- _Problem details_:
Turn every line of the data below into a numbered list, skipping blank lines and leaving the pictures out.

- _Input rows_:
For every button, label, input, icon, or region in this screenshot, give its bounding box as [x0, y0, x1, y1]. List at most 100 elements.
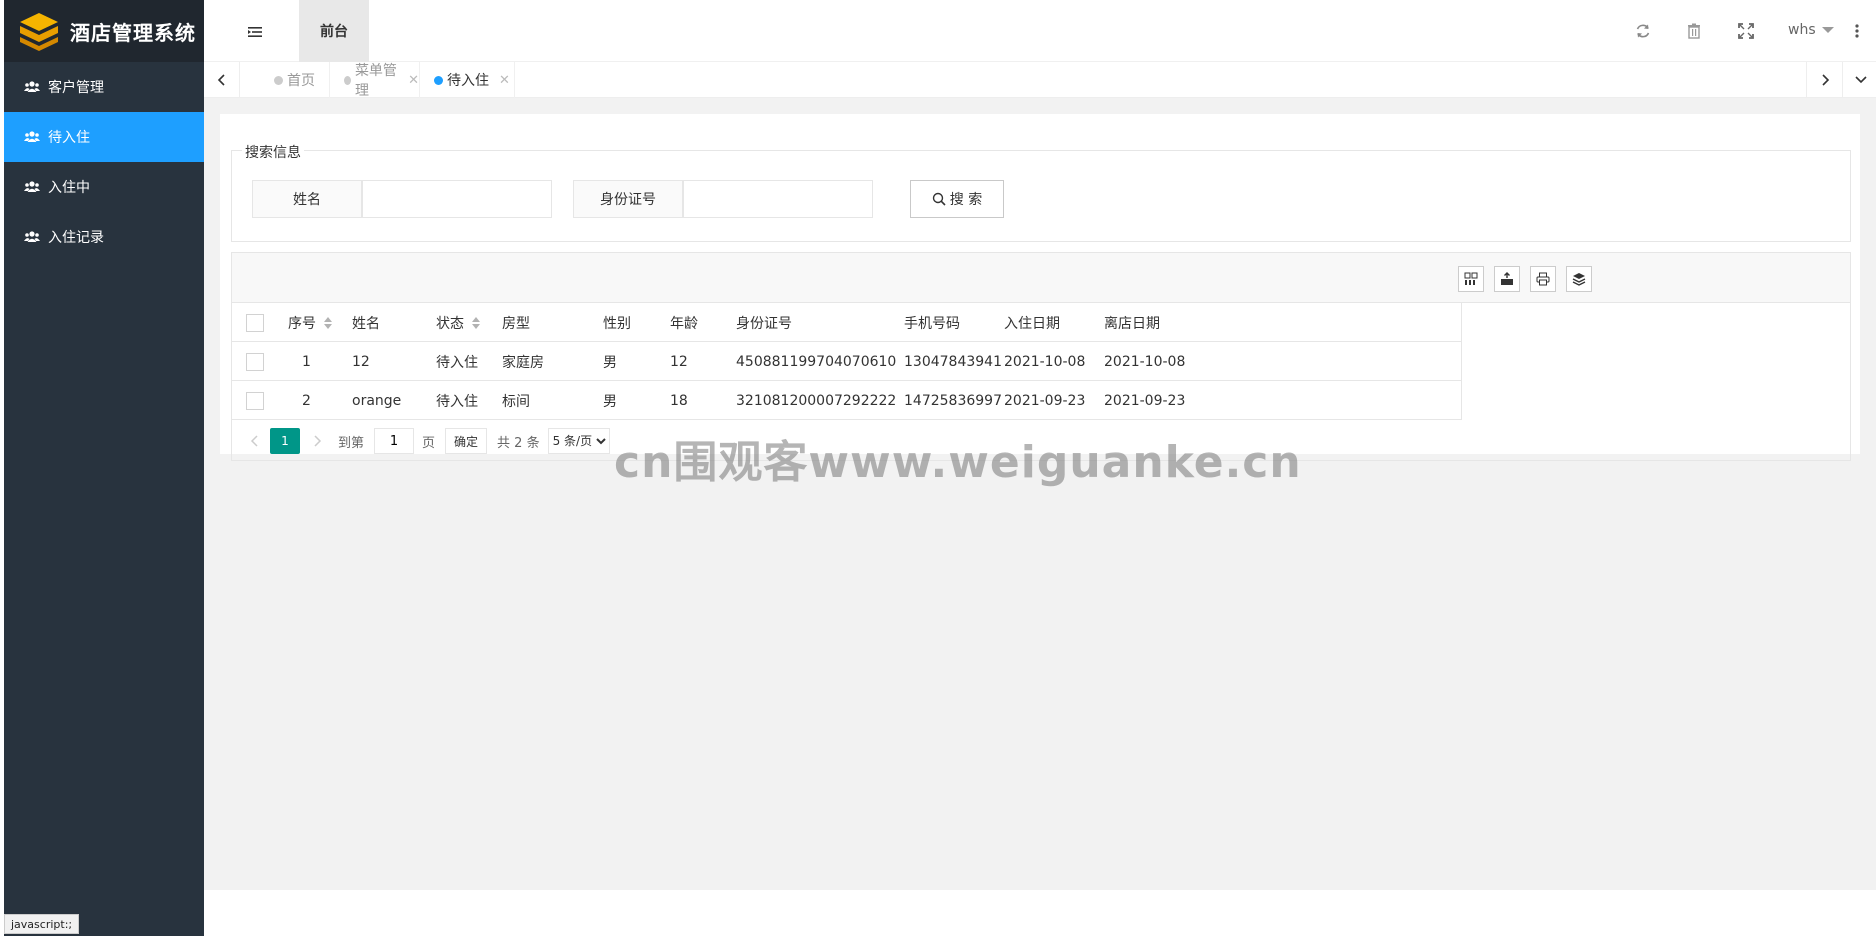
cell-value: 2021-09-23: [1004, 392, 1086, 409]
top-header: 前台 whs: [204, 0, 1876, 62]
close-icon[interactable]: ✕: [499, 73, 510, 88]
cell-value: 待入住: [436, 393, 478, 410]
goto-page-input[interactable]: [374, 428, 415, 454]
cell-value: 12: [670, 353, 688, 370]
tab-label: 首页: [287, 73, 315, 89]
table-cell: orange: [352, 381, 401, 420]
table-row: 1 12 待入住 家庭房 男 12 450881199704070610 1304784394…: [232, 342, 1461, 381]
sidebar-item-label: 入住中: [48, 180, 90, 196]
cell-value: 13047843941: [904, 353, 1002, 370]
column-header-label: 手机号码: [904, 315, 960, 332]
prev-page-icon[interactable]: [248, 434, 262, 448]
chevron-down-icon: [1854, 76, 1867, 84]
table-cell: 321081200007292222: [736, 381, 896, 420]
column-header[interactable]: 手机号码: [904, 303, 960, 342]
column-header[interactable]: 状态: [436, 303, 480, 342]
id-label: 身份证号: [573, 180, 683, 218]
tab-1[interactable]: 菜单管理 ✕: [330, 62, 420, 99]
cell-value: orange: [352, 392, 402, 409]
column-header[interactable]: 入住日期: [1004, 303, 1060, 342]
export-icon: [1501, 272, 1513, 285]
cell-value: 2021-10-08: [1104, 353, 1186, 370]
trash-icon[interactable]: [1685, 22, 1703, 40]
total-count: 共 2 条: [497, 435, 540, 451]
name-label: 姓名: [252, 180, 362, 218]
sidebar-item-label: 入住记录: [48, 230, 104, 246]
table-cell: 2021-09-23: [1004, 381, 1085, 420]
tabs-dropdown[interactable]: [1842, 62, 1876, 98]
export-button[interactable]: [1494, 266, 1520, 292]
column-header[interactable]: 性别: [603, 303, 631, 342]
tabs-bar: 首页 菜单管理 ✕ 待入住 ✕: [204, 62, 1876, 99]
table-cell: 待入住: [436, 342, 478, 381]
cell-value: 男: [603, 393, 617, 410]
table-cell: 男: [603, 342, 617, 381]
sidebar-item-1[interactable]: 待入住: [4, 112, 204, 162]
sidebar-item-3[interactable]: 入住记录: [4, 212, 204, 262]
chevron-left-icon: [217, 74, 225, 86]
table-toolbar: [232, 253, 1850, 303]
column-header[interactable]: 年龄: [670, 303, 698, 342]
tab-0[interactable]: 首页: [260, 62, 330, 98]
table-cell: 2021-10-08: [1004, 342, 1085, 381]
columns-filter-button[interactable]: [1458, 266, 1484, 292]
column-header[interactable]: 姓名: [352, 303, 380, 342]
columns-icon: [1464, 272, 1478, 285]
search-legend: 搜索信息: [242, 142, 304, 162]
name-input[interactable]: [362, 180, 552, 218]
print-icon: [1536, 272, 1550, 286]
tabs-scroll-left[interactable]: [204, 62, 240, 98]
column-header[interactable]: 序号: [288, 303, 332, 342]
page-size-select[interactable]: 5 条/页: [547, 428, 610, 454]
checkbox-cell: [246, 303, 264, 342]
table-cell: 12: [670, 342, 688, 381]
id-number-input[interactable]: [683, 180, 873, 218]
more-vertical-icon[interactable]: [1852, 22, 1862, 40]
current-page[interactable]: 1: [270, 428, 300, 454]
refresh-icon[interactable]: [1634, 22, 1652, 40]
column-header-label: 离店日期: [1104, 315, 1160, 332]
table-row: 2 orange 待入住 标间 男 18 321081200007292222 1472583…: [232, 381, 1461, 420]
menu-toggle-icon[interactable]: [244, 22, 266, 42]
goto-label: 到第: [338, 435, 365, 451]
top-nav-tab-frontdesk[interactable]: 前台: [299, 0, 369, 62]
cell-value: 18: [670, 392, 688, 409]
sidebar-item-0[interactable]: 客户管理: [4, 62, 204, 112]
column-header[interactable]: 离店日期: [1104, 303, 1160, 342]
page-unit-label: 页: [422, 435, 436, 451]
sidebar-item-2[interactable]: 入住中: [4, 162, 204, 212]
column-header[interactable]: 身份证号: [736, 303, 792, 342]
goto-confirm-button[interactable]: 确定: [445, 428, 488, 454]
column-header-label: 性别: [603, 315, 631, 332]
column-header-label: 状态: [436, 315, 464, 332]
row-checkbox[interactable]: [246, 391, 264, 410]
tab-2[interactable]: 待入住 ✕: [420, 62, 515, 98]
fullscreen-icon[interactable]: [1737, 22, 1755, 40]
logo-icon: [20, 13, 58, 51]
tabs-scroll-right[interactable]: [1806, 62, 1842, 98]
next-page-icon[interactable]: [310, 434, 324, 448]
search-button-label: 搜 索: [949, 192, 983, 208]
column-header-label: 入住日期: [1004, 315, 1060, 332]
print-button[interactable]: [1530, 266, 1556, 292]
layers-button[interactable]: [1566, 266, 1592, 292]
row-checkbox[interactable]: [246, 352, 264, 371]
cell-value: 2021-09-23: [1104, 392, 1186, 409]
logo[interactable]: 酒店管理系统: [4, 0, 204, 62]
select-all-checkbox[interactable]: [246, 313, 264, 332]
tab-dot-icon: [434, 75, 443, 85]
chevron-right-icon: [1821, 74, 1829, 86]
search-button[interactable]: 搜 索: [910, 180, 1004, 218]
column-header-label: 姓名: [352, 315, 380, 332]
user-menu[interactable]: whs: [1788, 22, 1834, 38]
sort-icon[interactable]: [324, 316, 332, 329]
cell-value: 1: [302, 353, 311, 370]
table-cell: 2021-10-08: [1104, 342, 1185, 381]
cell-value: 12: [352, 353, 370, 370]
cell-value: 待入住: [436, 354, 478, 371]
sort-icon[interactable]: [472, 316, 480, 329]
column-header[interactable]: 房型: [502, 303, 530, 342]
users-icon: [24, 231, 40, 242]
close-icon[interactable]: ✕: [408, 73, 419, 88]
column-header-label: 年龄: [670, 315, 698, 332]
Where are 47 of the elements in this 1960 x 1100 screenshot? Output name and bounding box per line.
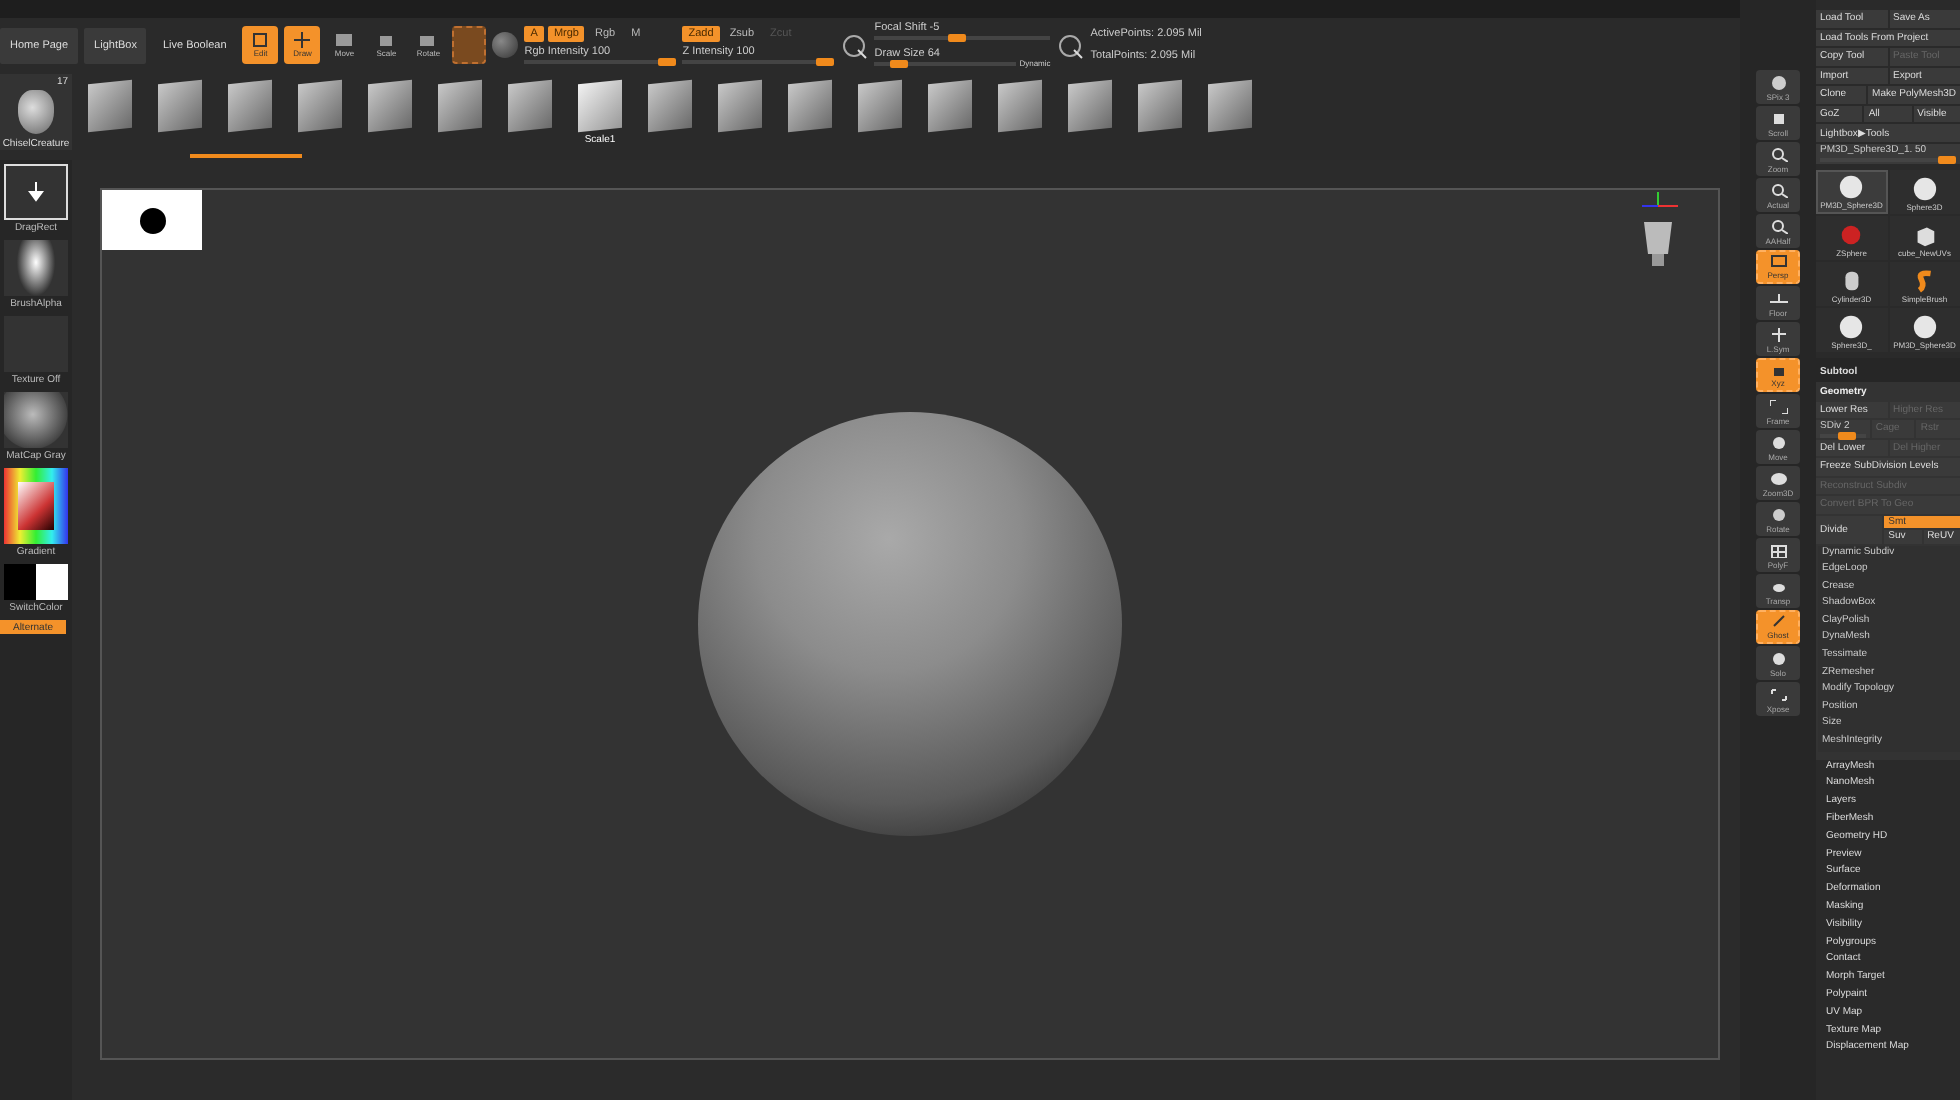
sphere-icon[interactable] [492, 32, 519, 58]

- _Solution to the exercise_:
1. For every button, label, input, icon, or region in this screenshot, give its bounding box as [x0, y0, x1, y1]. List at most 100 elements.
2. cell-value: 2021-09-23: [1004, 392, 1086, 409]
3. top-header: 前台 whs: [204, 0, 1876, 62]
4. close-icon[interactable]: ✕: [499, 73, 510, 88]
5. cell-value: 待入住: [436, 393, 478, 410]
6. goto-page-input[interactable]: [374, 428, 415, 454]
7. cell-value: 12: [670, 353, 688, 370]
8. tab-label: 首页: [287, 73, 315, 89]
9. table-cell: orange: [352, 381, 401, 420]
10. table-row: 1 12 待入住 家庭房 男 12 450881199704070610 1304784394…: [232, 342, 1461, 381]
11. sidebar-item-label: 入住中: [48, 180, 90, 196]
12. cell-value: 13047843941: [904, 353, 1002, 370]
13. column-header-label: 手机号码: [904, 315, 960, 332]
14. prev-page-icon[interactable]: [248, 434, 262, 448]
15. chevron-down-icon: [1854, 76, 1867, 84]
16. table-cell: 321081200007292222: [736, 381, 896, 420]
17. column-header[interactable]: 手机号码: [904, 303, 960, 342]
18. column-header[interactable]: 状态: [436, 303, 480, 342]
19. id-label: 身份证号: [573, 180, 683, 218]
20. tab-1[interactable]: 菜单管理 ✕: [330, 62, 420, 99]
21. cell-value: orange: [352, 392, 402, 409]
22. column-header[interactable]: 入住日期: [1004, 303, 1060, 342]
23. export-icon: [1501, 272, 1513, 285]
24. cell-value: 2021-10-08: [1104, 353, 1186, 370]
25. trash-icon[interactable]: [1685, 22, 1703, 40]
26. total-count: 共 2 条: [497, 435, 540, 451]
27. name-label: 姓名: [252, 180, 362, 218]
28. sidebar-item-label: 入住记录: [48, 230, 104, 246]
29. table-cell: 2021-09-23: [1004, 381, 1085, 420]
30. tabs-dropdown[interactable]: [1842, 62, 1876, 98]
31. export-button[interactable]: [1494, 266, 1520, 292]
32. column-header[interactable]: 性别: [603, 303, 631, 342]
33. tabs-bar: 首页 菜单管理 ✕ 待入住 ✕: [204, 62, 1876, 99]
34. table-cell: 待入住: [436, 342, 478, 381]
35. cell-value: 男: [603, 393, 617, 410]
36. table-cell: 男: [603, 342, 617, 381]
37. sidebar-item-1[interactable]: 待入住: [4, 112, 204, 162]
38. sidebar-item-3[interactable]: 入住记录: [4, 212, 204, 262]
39. chevron-left-icon: [217, 74, 225, 86]
40. table-toolbar: [232, 253, 1850, 303]
41. column-header[interactable]: 年龄: [670, 303, 698, 342]
42. tab-0[interactable]: 首页: [260, 62, 330, 98]
43. table-cell: 2021-10-08: [1004, 342, 1085, 381]
44. columns-filter-button[interactable]: [1458, 266, 1484, 292]
45. column-header[interactable]: 姓名: [352, 303, 380, 342]
46. columns-icon: [1464, 272, 1478, 285]
47. search-legend: 搜索信息: [242, 142, 304, 162]
48. name-input[interactable]: [362, 180, 552, 218]
49. print-icon: [1536, 272, 1550, 286]
50. tabs-scroll-left[interactable]: [204, 62, 240, 98]
51. column-header[interactable]: 序号: [288, 303, 332, 342]
52. page-size-select[interactable]: 5 条/页: [547, 428, 610, 454]
53. checkbox-cell: [246, 303, 264, 342]
54. table-cell: 12: [670, 342, 688, 381]
55. id-number-input[interactable]: [683, 180, 873, 218]
56. more-vertical-icon[interactable]: [1852, 22, 1862, 40]
57. current-page[interactable]: 1: [270, 428, 300, 454]
58. refresh-icon[interactable]: [1634, 22, 1652, 40]
59. column-header-label: 离店日期: [1104, 315, 1160, 332]
60. table-row: 2 orange 待入住 标间 男 18 321081200007292222 1472583…: [232, 381, 1461, 420]
61. menu-toggle-icon[interactable]: [244, 22, 266, 42]
62. goto-label: 到第: [338, 435, 365, 451]
63. top-nav-tab-frontdesk[interactable]: 前台: [299, 0, 369, 62]
64. cell-value: 18: [670, 392, 688, 409]
65. sidebar-item-0[interactable]: 客户管理: [4, 62, 204, 112]
66. column-header[interactable]: 离店日期: [1104, 303, 1160, 342]
67. page-unit-label: 页: [422, 435, 436, 451]
68. sidebar-item-2[interactable]: 入住中: [4, 162, 204, 212]
69. column-header[interactable]: 身份证号: [736, 303, 792, 342]
70. goto-confirm-button[interactable]: 确定: [445, 428, 488, 454]
71. column-header-label: 性别: [603, 315, 631, 332]
72. column-header-label: 状态: [436, 315, 464, 332]
73. row-checkbox[interactable]: [246, 391, 264, 410]
74. tab-2[interactable]: 待入住 ✕: [420, 62, 515, 98]
75. fullscreen-icon[interactable]: [1737, 22, 1755, 40]
76. logo-icon: [20, 13, 58, 51]
77. tabs-scroll-right[interactable]: [1806, 62, 1842, 98]
78. next-page-icon[interactable]: [310, 434, 324, 448]
79. search-button-label: 搜 索: [949, 192, 983, 208]
80. column-header-label: 入住日期: [1004, 315, 1060, 332]
81. print-button[interactable]: [1530, 266, 1556, 292]
82. layers-button[interactable]: [1566, 266, 1592, 292]
83. row-checkbox[interactable]: [246, 352, 264, 371]
84. cell-value: 2021-09-23: [1104, 392, 1186, 409]
85. logo[interactable]: 酒店管理系统: [4, 0, 204, 62]
86. select-all-checkbox[interactable]: [246, 313, 264, 332]
87. tab-dot-icon: [434, 75, 443, 85]
88. chevron-right-icon: [1821, 74, 1829, 86]
89. search-button[interactable]: 搜 索: [910, 180, 1004, 218]
90. column-header-label: 姓名: [352, 315, 380, 332]
91. user-menu[interactable]: whs: [1788, 22, 1834, 38]
92. sort-icon[interactable]: [324, 316, 332, 329]
93. cell-value: 1: [302, 353, 311, 370]
94. table-cell: 2021-10-08: [1104, 342, 1185, 381]
95. cell-value: 12: [352, 353, 370, 370]
96. cell-value: 待入住: [436, 354, 478, 371]
97. sort-icon[interactable]: [472, 316, 480, 329]
98. column-header[interactable]: 房型: [502, 303, 530, 342]
99. users-icon: [24, 231, 40, 242]
100. close-icon[interactable]: ✕: [408, 73, 419, 88]
101. column-header-label: 年龄: [670, 315, 698, 332]
102. Where are 47 of the elements in this 1960 x 1100 screenshot? Output name and bounding box per line.
103. sphere-icon[interactable] [492, 32, 519, 58]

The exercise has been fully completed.